Locate every line that holds the string "value" and copy it.

——————

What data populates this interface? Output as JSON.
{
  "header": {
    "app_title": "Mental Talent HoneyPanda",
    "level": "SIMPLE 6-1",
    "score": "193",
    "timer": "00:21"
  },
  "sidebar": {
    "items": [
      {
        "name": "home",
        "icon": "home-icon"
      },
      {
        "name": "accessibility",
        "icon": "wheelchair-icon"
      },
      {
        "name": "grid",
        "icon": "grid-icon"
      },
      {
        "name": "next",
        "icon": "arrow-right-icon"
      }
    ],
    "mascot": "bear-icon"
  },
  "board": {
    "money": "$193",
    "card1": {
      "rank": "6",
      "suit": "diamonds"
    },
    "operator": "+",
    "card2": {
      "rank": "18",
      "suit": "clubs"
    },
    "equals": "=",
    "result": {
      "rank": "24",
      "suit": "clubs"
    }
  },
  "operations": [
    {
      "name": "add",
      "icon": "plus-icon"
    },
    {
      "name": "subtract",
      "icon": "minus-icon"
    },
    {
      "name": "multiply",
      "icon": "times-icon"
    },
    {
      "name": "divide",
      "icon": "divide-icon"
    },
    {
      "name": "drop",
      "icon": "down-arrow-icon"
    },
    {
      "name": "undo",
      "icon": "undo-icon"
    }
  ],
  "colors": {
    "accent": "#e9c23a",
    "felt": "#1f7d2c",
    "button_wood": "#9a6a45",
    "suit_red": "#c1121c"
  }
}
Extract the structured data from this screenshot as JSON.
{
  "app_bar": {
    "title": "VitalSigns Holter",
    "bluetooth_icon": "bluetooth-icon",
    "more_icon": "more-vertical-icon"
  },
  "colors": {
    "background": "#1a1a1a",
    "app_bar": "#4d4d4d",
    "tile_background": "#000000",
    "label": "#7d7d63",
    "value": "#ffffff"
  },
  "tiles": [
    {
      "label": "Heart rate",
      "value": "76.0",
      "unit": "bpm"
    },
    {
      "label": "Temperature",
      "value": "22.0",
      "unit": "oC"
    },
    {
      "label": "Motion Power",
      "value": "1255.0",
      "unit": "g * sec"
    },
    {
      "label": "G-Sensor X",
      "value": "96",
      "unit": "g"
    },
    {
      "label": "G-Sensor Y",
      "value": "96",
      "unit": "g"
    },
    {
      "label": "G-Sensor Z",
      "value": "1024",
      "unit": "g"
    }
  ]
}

——————

§ SOLUTION TO THE PROBLEM:
    "value": "#ffffff"
      "value": "76.0",
      "value": "22.0",
      "value": "1255.0",
      "value": "96",
      "value": "96",
      "value": "1024",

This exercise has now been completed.